É importante observar que, apesar da diminuição de sua participação em volume de transações, os bancos ainda mantêm uma posição dominante em relação aos valores movimentados. Em 2025, os bancos múltiplos administravam 61,3% do montante total transacionado, enquanto as fintechs detinham apenas 21,3%. Isso sugere que, enquanto as fintechs se destacam em transações menores e mais frequentes, os bancos continuam a ser a escolha preferida para operações de maior valor.
A abertura do Pix para novos players é um indicativo de um mercado mais competitivo. O Banco Central do Brasil utiliza o Índice de Herfindahl-Hirschman (IHH) para medir essa concentração de mercado, e os dados de 2025 mostraram um índice inferior a 10% tanto para pagadores quanto para recebedores, refletindo um ambiente menos concentrado do que o dos bancos tradicionais. Entretanto, essa abertura vem acompanhada de novas regras regulatórias. Desde novembro de 2024, apenas instituições autorizadas pelo Banco Central têm permissão para operar no Pix, e os primeiros prazos de adequação foram antecipados.
Essas normas surgem em resposta a preocupações com fraudes e golpes associados ao sistema. Algumas dessas medidas incluem a possibilidade de bloqueio de recursos por até 72 horas em casos suspeitos e limitações nas transações realizadas por instituições não totalmente autorizadas. Embora estas possam proteger os usuários, elas também podem criar barreiras para fintechs menores que não consigam atender aos requisitos financeiros.
O futuro do Pix aponta para inovações que podem beneficiar as fintechs, considerando sua agilidade em adotar novas tecnologias. Novas funcionalidades, como a cobrança híbrida e o Pix Automático, estão em desenvolvimento, prometendo revolucionar ainda mais o setor de pagamentos. Com cerca de 86% da população brasileira adulta utilizando o Pix — o que equivale a cerca de 148 milhões de pessoas, além de 12 milhões de empresas —, as fintechs podem encontrar um terreno fértil para expandir sua participação no mercado nos próximos anos. A competição crescente e as novas regulamentações formarão um cenário dinâmico e promissor tanto para as empresas tradicionais quanto para as startups inovadoras.

• [Instruções da tarefa] Reproduza sem nenhuma alteração o trecho do texto sobre o Pix que começa nas palavras "É importante observar" e para logo depois de "de maior valor.".

• [Dados de análise de layout de documentos]

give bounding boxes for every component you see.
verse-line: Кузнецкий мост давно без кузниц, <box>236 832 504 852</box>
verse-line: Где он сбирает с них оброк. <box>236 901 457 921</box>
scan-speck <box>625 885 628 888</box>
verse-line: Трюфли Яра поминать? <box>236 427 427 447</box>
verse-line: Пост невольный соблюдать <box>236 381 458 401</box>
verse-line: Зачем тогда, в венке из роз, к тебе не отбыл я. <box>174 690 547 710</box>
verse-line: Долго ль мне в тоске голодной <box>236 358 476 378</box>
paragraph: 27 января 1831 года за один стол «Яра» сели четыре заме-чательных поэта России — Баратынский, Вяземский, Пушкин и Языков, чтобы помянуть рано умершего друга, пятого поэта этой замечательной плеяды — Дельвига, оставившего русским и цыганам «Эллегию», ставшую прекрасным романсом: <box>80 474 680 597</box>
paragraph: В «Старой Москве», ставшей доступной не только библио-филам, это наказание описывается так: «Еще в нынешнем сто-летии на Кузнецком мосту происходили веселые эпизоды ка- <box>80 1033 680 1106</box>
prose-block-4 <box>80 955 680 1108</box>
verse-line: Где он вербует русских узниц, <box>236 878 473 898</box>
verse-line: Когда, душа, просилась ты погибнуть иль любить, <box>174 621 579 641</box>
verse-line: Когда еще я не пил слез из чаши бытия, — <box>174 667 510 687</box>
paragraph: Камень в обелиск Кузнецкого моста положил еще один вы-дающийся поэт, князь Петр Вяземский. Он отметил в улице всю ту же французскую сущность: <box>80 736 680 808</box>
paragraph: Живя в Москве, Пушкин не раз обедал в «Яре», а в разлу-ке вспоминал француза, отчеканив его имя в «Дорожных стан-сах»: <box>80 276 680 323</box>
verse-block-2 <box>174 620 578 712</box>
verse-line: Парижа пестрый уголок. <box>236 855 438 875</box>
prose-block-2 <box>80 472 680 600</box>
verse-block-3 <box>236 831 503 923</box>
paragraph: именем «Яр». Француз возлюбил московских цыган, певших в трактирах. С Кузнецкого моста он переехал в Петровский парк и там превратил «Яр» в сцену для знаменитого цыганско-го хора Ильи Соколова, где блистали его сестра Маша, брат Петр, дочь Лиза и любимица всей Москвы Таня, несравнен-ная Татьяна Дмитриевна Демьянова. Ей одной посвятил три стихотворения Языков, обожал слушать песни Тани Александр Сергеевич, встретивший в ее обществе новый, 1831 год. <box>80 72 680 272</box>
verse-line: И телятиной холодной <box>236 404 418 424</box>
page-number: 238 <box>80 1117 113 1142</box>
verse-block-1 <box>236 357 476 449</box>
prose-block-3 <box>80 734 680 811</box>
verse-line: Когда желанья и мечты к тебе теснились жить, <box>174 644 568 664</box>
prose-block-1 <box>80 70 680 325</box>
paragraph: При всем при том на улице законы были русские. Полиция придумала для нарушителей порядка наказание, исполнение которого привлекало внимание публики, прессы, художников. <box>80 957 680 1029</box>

• [Resposta]
É importante observar que, apesar da diminuição de sua participação em volume de transações, os bancos ainda mantêm uma posição dominante em relação aos valores movimentados. Em 2025, os bancos múltiplos administravam 61,3% do montante total transacionado, enquanto as fintechs detinham apenas 21,3%. Isso sugere que, enquanto as fintechs se destacam em transações menores e mais frequentes, os bancos continuam a ser a escolha preferida para operações de maior valor.